* start *

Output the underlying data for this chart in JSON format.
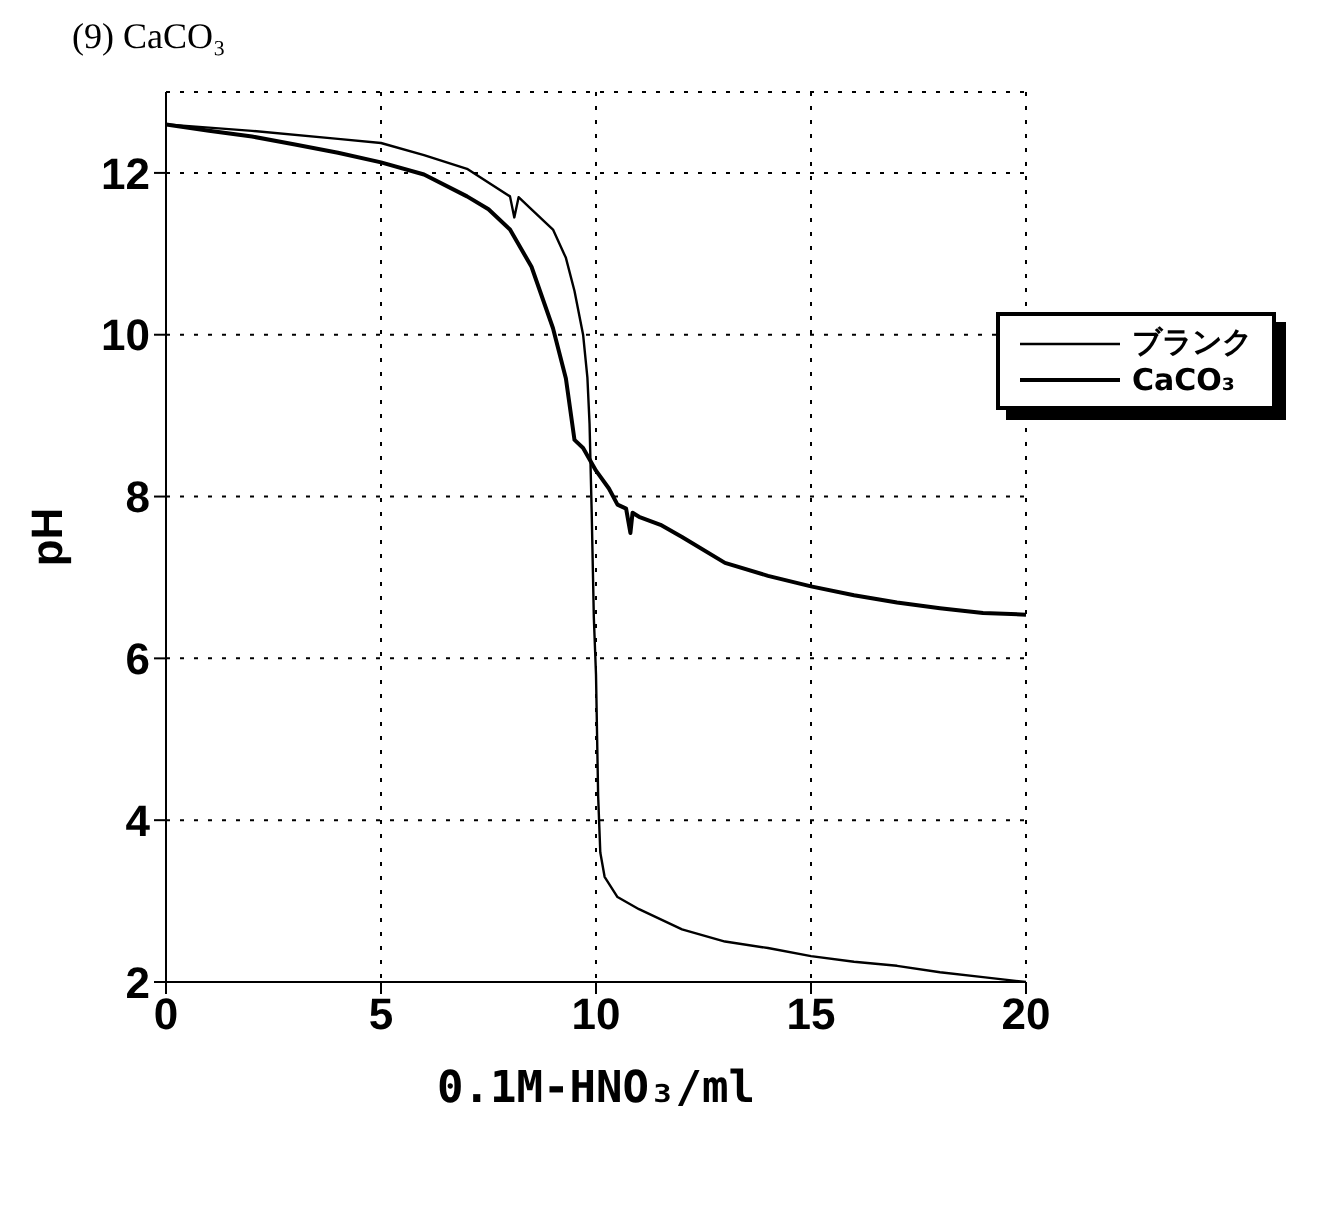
{
  "chart_data": {
    "type": "line",
    "title": "(9) CaCO₃",
    "xlabel": "0.1M-HNO₃/ml",
    "ylabel": "pH",
    "xlim": [
      0,
      20
    ],
    "xticks": [
      0,
      5,
      10,
      15,
      20
    ],
    "ylim": [
      2,
      13
    ],
    "yticks": [
      2,
      4,
      6,
      8,
      10,
      12
    ],
    "grid": true,
    "legend": "top right",
    "marker": "none",
    "line_style": "solid",
    "series": [
      {
        "name": "ブランク",
        "color": "#000000",
        "x": [
          0,
          2,
          4,
          5,
          6,
          7,
          8,
          8.1,
          8.2,
          8.5,
          9,
          9.3,
          9.5,
          9.7,
          9.8,
          9.85,
          9.9,
          9.95,
          10,
          10.05,
          10.1,
          10.2,
          10.5,
          11,
          12,
          13,
          14,
          15,
          16,
          17,
          18,
          19,
          20
        ],
        "values": [
          12.6,
          12.52,
          12.42,
          12.37,
          12.22,
          12.05,
          11.71,
          11.45,
          11.7,
          11.55,
          11.3,
          10.95,
          10.54,
          10.0,
          9.47,
          8.9,
          7.8,
          6.5,
          5.8,
          4.3,
          3.6,
          3.3,
          3.05,
          2.9,
          2.65,
          2.5,
          2.42,
          2.32,
          2.25,
          2.2,
          2.12,
          2.06,
          2.0
        ]
      },
      {
        "name": "CaCO₃",
        "color": "#000000",
        "x": [
          0,
          1,
          2,
          3,
          4,
          5,
          6,
          7,
          7.5,
          8,
          8.5,
          9,
          9.3,
          9.5,
          9.7,
          10,
          10.3,
          10.5,
          10.7,
          10.8,
          10.85,
          11,
          11.5,
          12,
          13,
          14,
          15,
          16,
          17,
          18,
          19,
          20
        ],
        "values": [
          12.6,
          12.52,
          12.45,
          12.35,
          12.25,
          12.13,
          11.98,
          11.71,
          11.55,
          11.3,
          10.84,
          10.08,
          9.46,
          8.7,
          8.6,
          8.32,
          8.1,
          7.9,
          7.85,
          7.55,
          7.8,
          7.75,
          7.65,
          7.5,
          7.18,
          7.02,
          6.89,
          6.78,
          6.69,
          6.62,
          6.56,
          6.54
        ]
      }
    ]
  }
}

* end *

* [PROBLEM DESCRIPTION] Every entry must be reproduced exactly, with the images left out.

* [SOLUTION FOR THIS TASK]
Output the underlying data for this chart in JSON format.
{
  "chart_data": {
    "type": "line",
    "title": "(9) CaCO₃",
    "xlabel": "0.1M-HNO₃/ml",
    "ylabel": "pH",
    "xlim": [
      0,
      20
    ],
    "xticks": [
      0,
      5,
      10,
      15,
      20
    ],
    "ylim": [
      2,
      13
    ],
    "yticks": [
      2,
      4,
      6,
      8,
      10,
      12
    ],
    "grid": true,
    "legend": "top right",
    "marker": "none",
    "line_style": "solid",
    "series": [
      {
        "name": "ブランク",
        "color": "#000000",
        "x": [
          0,
          2,
          4,
          5,
          6,
          7,
          8,
          8.1,
          8.2,
          8.5,
          9,
          9.3,
          9.5,
          9.7,
          9.8,
          9.85,
          9.9,
          9.95,
          10,
          10.05,
          10.1,
          10.2,
          10.5,
          11,
          12,
          13,
          14,
          15,
          16,
          17,
          18,
          19,
          20
        ],
        "values": [
          12.6,
          12.52,
          12.42,
          12.37,
          12.22,
          12.05,
          11.71,
          11.45,
          11.7,
          11.55,
          11.3,
          10.95,
          10.54,
          10.0,
          9.47,
          8.9,
          7.8,
          6.5,
          5.8,
          4.3,
          3.6,
          3.3,
          3.05,
          2.9,
          2.65,
          2.5,
          2.42,
          2.32,
          2.25,
          2.2,
          2.12,
          2.06,
          2.0
        ]
      },
      {
        "name": "CaCO₃",
        "color": "#000000",
        "x": [
          0,
          1,
          2,
          3,
          4,
          5,
          6,
          7,
          7.5,
          8,
          8.5,
          9,
          9.3,
          9.5,
          9.7,
          10,
          10.3,
          10.5,
          10.7,
          10.8,
          10.85,
          11,
          11.5,
          12,
          13,
          14,
          15,
          16,
          17,
          18,
          19,
          20
        ],
        "values": [
          12.6,
          12.52,
          12.45,
          12.35,
          12.25,
          12.13,
          11.98,
          11.71,
          11.55,
          11.3,
          10.84,
          10.08,
          9.46,
          8.7,
          8.6,
          8.32,
          8.1,
          7.9,
          7.85,
          7.55,
          7.8,
          7.75,
          7.65,
          7.5,
          7.18,
          7.02,
          6.89,
          6.78,
          6.69,
          6.62,
          6.56,
          6.54
        ]
      }
    ]
  }
}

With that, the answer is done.